_Information shown:_
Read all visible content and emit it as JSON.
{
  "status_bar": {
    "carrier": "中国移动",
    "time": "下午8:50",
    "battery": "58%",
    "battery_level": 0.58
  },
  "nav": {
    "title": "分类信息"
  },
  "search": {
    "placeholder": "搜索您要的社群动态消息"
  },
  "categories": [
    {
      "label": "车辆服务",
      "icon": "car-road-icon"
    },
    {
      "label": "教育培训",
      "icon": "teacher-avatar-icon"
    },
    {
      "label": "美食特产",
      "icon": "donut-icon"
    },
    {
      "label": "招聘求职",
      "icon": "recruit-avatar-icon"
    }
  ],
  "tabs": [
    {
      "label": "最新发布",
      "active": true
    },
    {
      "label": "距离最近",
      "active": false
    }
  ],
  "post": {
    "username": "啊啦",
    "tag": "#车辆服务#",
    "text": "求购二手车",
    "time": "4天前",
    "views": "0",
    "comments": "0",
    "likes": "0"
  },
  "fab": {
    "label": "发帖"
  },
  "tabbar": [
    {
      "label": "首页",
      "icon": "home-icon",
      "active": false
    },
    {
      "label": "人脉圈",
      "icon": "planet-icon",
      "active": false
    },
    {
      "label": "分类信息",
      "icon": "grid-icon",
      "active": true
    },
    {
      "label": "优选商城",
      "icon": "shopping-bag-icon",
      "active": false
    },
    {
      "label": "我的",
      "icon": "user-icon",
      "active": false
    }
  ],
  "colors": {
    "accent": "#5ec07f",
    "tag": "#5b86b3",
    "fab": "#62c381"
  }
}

_Task to complete:_
All entries shown above should be printed again exactly.

_Correct output:_
Read all visible content and emit it as JSON.
{
  "status_bar": {
    "carrier": "中国移动",
    "time": "下午8:50",
    "battery": "58%",
    "battery_level": 0.58
  },
  "nav": {
    "title": "分类信息"
  },
  "search": {
    "placeholder": "搜索您要的社群动态消息"
  },
  "categories": [
    {
      "label": "车辆服务",
      "icon": "car-road-icon"
    },
    {
      "label": "教育培训",
      "icon": "teacher-avatar-icon"
    },
    {
      "label": "美食特产",
      "icon": "donut-icon"
    },
    {
      "label": "招聘求职",
      "icon": "recruit-avatar-icon"
    }
  ],
  "tabs": [
    {
      "label": "最新发布",
      "active": true
    },
    {
      "label": "距离最近",
      "active": false
    }
  ],
  "post": {
    "username": "啊啦",
    "tag": "#车辆服务#",
    "text": "求购二手车",
    "time": "4天前",
    "views": "0",
    "comments": "0",
    "likes": "0"
  },
  "fab": {
    "label": "发帖"
  },
  "tabbar": [
    {
      "label": "首页",
      "icon": "home-icon",
      "active": false
    },
    {
      "label": "人脉圈",
      "icon": "planet-icon",
      "active": false
    },
    {
      "label": "分类信息",
      "icon": "grid-icon",
      "active": true
    },
    {
      "label": "优选商城",
      "icon": "shopping-bag-icon",
      "active": false
    },
    {
      "label": "我的",
      "icon": "user-icon",
      "active": false
    }
  ],
  "colors": {
    "accent": "#5ec07f",
    "tag": "#5b86b3",
    "fab": "#62c381"
  }
}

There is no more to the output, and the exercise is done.